» What you are asked to do: The entries below are to be repeated verbatim, in full.

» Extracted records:
*** Block opens ***
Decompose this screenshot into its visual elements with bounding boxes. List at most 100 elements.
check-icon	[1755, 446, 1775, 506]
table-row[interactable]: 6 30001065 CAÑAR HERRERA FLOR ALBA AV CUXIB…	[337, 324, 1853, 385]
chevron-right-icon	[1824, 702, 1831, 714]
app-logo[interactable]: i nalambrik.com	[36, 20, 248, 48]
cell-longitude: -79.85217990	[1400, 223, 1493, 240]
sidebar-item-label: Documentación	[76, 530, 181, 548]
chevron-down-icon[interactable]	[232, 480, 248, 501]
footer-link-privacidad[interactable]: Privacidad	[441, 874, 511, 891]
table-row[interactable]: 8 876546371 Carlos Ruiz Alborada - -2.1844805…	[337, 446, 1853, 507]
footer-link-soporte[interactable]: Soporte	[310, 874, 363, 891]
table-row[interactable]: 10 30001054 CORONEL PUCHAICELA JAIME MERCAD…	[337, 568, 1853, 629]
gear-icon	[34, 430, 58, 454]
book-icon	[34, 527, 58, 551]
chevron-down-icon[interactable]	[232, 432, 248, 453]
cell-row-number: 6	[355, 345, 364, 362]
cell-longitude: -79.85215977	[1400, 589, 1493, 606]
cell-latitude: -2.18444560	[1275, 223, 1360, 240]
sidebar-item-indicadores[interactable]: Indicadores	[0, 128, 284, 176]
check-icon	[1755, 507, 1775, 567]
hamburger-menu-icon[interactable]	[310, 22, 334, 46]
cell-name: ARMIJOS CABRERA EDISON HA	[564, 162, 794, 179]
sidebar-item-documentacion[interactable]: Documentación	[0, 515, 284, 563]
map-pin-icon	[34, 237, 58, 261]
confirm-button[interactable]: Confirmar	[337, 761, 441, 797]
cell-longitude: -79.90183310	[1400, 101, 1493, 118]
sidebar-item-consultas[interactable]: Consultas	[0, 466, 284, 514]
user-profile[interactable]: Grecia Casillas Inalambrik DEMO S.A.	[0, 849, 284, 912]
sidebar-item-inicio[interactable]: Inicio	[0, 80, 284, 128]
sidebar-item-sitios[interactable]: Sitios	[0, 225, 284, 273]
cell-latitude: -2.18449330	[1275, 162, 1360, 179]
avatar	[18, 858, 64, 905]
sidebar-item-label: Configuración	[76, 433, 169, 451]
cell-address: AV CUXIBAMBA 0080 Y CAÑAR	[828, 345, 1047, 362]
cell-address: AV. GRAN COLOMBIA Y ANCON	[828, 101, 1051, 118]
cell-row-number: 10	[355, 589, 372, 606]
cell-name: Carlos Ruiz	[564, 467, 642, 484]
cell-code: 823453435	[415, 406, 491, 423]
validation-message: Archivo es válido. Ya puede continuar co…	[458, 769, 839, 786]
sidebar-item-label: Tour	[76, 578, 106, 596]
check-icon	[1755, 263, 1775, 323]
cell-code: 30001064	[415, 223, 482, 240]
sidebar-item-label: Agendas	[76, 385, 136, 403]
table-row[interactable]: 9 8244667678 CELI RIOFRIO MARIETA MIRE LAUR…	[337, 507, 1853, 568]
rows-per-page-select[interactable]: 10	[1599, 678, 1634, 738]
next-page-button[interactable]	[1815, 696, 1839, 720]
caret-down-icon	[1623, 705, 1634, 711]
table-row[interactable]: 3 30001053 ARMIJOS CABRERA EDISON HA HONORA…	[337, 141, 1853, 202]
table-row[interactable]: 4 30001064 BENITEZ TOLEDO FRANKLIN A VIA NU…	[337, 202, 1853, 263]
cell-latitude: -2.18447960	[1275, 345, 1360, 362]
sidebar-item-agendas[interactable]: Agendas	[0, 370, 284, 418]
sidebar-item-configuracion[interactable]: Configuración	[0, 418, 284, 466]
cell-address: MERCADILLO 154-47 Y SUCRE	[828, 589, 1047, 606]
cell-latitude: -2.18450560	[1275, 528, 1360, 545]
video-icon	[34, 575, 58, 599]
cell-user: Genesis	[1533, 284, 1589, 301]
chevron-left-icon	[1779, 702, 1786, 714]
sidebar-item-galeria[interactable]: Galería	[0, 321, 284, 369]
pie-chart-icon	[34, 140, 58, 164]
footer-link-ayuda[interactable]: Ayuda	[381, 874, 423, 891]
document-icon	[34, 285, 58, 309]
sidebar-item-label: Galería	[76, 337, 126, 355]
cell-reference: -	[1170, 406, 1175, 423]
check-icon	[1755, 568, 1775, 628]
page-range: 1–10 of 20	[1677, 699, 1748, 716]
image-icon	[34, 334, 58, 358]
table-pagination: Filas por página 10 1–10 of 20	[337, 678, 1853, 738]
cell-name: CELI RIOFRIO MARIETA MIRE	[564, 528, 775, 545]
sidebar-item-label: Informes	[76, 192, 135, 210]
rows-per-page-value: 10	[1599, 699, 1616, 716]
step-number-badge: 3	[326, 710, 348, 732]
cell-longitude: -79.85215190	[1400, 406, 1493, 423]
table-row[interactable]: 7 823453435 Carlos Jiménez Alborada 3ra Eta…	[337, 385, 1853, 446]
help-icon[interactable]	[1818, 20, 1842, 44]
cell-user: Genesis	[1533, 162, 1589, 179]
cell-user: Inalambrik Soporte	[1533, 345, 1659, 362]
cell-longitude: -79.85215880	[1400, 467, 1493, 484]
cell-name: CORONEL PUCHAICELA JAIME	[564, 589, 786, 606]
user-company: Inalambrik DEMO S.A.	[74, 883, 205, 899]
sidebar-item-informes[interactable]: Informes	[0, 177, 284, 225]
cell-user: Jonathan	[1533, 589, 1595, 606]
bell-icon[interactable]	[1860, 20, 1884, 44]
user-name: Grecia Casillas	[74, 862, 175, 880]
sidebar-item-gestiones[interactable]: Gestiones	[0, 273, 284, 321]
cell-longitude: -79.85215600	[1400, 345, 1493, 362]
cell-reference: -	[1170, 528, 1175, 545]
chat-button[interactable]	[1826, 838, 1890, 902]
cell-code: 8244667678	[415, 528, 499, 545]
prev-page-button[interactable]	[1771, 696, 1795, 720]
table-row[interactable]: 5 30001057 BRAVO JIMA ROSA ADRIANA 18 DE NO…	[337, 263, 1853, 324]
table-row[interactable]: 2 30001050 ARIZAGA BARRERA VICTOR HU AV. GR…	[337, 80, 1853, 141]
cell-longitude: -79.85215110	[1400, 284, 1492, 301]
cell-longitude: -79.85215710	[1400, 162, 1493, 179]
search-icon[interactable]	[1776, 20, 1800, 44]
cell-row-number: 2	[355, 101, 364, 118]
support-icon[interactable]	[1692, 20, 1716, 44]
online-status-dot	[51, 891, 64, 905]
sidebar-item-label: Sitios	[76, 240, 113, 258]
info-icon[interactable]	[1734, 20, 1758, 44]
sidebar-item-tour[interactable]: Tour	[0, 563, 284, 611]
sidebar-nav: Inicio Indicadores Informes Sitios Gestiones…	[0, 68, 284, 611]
*** Block closes ***
» Response for this exercise:
Decompose this screenshot into its visual elements with bounding boxes. List at most 100 elements.
check-icon	[1755, 446, 1775, 506]
table-row[interactable]: 6 30001065 CAÑAR HERRERA FLOR ALBA AV CUXIB…	[337, 324, 1853, 385]
chevron-right-icon	[1824, 702, 1831, 714]
app-logo[interactable]: i nalambrik.com	[36, 20, 248, 48]
cell-longitude: -79.85217990	[1400, 223, 1493, 240]
sidebar-item-label: Documentación	[76, 530, 181, 548]
chevron-down-icon[interactable]	[232, 480, 248, 501]
footer-link-privacidad[interactable]: Privacidad	[441, 874, 511, 891]
table-row[interactable]: 8 876546371 Carlos Ruiz Alborada - -2.1844805…	[337, 446, 1853, 507]
footer-link-soporte[interactable]: Soporte	[310, 874, 363, 891]
table-row[interactable]: 10 30001054 CORONEL PUCHAICELA JAIME MERCAD…	[337, 568, 1853, 629]
gear-icon	[34, 430, 58, 454]
book-icon	[34, 527, 58, 551]
chevron-down-icon[interactable]	[232, 432, 248, 453]
cell-row-number: 6	[355, 345, 364, 362]
cell-longitude: -79.85215977	[1400, 589, 1493, 606]
cell-latitude: -2.18444560	[1275, 223, 1360, 240]
sidebar-item-indicadores[interactable]: Indicadores	[0, 128, 284, 176]
check-icon	[1755, 507, 1775, 567]
hamburger-menu-icon[interactable]	[310, 22, 334, 46]
cell-name: ARMIJOS CABRERA EDISON HA	[564, 162, 794, 179]
sidebar-item-documentacion[interactable]: Documentación	[0, 515, 284, 563]
map-pin-icon	[34, 237, 58, 261]
confirm-button[interactable]: Confirmar	[337, 761, 441, 797]
cell-longitude: -79.90183310	[1400, 101, 1493, 118]
sidebar-item-consultas[interactable]: Consultas	[0, 466, 284, 514]
user-profile[interactable]: Grecia Casillas Inalambrik DEMO S.A.	[0, 849, 284, 912]
sidebar-item-inicio[interactable]: Inicio	[0, 80, 284, 128]
sidebar-item-sitios[interactable]: Sitios	[0, 225, 284, 273]
cell-latitude: -2.18449330	[1275, 162, 1360, 179]
avatar	[18, 858, 64, 905]
sidebar-item-label: Configuración	[76, 433, 169, 451]
cell-address: AV CUXIBAMBA 0080 Y CAÑAR	[828, 345, 1047, 362]
cell-address: AV. GRAN COLOMBIA Y ANCON	[828, 101, 1051, 118]
cell-row-number: 10	[355, 589, 372, 606]
cell-name: Carlos Ruiz	[564, 467, 642, 484]
cell-code: 823453435	[415, 406, 491, 423]
validation-message: Archivo es válido. Ya puede continuar co…	[458, 769, 839, 786]
sidebar-item-label: Tour	[76, 578, 106, 596]
check-icon	[1755, 263, 1775, 323]
cell-code: 30001064	[415, 223, 482, 240]
sidebar-item-label: Agendas	[76, 385, 136, 403]
table-row[interactable]: 9 8244667678 CELI RIOFRIO MARIETA MIRE LAUR…	[337, 507, 1853, 568]
rows-per-page-select[interactable]: 10	[1599, 678, 1634, 738]
next-page-button[interactable]	[1815, 696, 1839, 720]
caret-down-icon	[1623, 705, 1634, 711]
table-row[interactable]: 3 30001053 ARMIJOS CABRERA EDISON HA HONORA…	[337, 141, 1853, 202]
table-row[interactable]: 4 30001064 BENITEZ TOLEDO FRANKLIN A VIA NU…	[337, 202, 1853, 263]
cell-latitude: -2.18447960	[1275, 345, 1360, 362]
sidebar-item-agendas[interactable]: Agendas	[0, 370, 284, 418]
sidebar-item-configuracion[interactable]: Configuración	[0, 418, 284, 466]
cell-address: MERCADILLO 154-47 Y SUCRE	[828, 589, 1047, 606]
cell-latitude: -2.18450560	[1275, 528, 1360, 545]
video-icon	[34, 575, 58, 599]
cell-user: Genesis	[1533, 284, 1589, 301]
chevron-left-icon	[1779, 702, 1786, 714]
sidebar-item-galeria[interactable]: Galería	[0, 321, 284, 369]
pie-chart-icon	[34, 140, 58, 164]
footer-link-ayuda[interactable]: Ayuda	[381, 874, 423, 891]
document-icon	[34, 285, 58, 309]
sidebar-item-label: Galería	[76, 337, 126, 355]
cell-reference: -	[1170, 406, 1175, 423]
check-icon	[1755, 568, 1775, 628]
page-range: 1–10 of 20	[1677, 699, 1748, 716]
image-icon	[34, 334, 58, 358]
table-pagination: Filas por página 10 1–10 of 20	[337, 678, 1853, 738]
cell-name: CELI RIOFRIO MARIETA MIRE	[564, 528, 775, 545]
sidebar-item-label: Informes	[76, 192, 135, 210]
rows-per-page-value: 10	[1599, 699, 1616, 716]
step-number-badge: 3	[326, 710, 348, 732]
cell-longitude: -79.85215190	[1400, 406, 1493, 423]
table-row[interactable]: 7 823453435 Carlos Jiménez Alborada 3ra Eta…	[337, 385, 1853, 446]
help-icon[interactable]	[1818, 20, 1842, 44]
cell-user: Genesis	[1533, 162, 1589, 179]
cell-user: Inalambrik Soporte	[1533, 345, 1659, 362]
cell-longitude: -79.85215880	[1400, 467, 1493, 484]
cell-name: CORONEL PUCHAICELA JAIME	[564, 589, 786, 606]
user-company: Inalambrik DEMO S.A.	[74, 883, 205, 899]
sidebar-item-informes[interactable]: Informes	[0, 177, 284, 225]
cell-user: Jonathan	[1533, 589, 1595, 606]
bell-icon[interactable]	[1860, 20, 1884, 44]
user-name: Grecia Casillas	[74, 862, 175, 880]
sidebar-item-gestiones[interactable]: Gestiones	[0, 273, 284, 321]
cell-longitude: -79.85215600	[1400, 345, 1493, 362]
cell-reference: -	[1170, 528, 1175, 545]
chat-button[interactable]	[1826, 838, 1890, 902]
cell-code: 8244667678	[415, 528, 499, 545]
prev-page-button[interactable]	[1771, 696, 1795, 720]
table-row[interactable]: 5 30001057 BRAVO JIMA ROSA ADRIANA 18 DE NO…	[337, 263, 1853, 324]
table-row[interactable]: 2 30001050 ARIZAGA BARRERA VICTOR HU AV. GR…	[337, 80, 1853, 141]
cell-longitude: -79.85215110	[1400, 284, 1492, 301]
cell-longitude: -79.85215710	[1400, 162, 1493, 179]
search-icon[interactable]	[1776, 20, 1800, 44]
cell-row-number: 2	[355, 101, 364, 118]
support-icon[interactable]	[1692, 20, 1716, 44]
online-status-dot	[51, 891, 64, 905]
sidebar-item-label: Sitios	[76, 240, 113, 258]
info-icon[interactable]	[1734, 20, 1758, 44]
sidebar-item-tour[interactable]: Tour	[0, 563, 284, 611]
sidebar-nav: Inicio Indicadores Informes Sitios Gestiones…	[0, 68, 284, 611]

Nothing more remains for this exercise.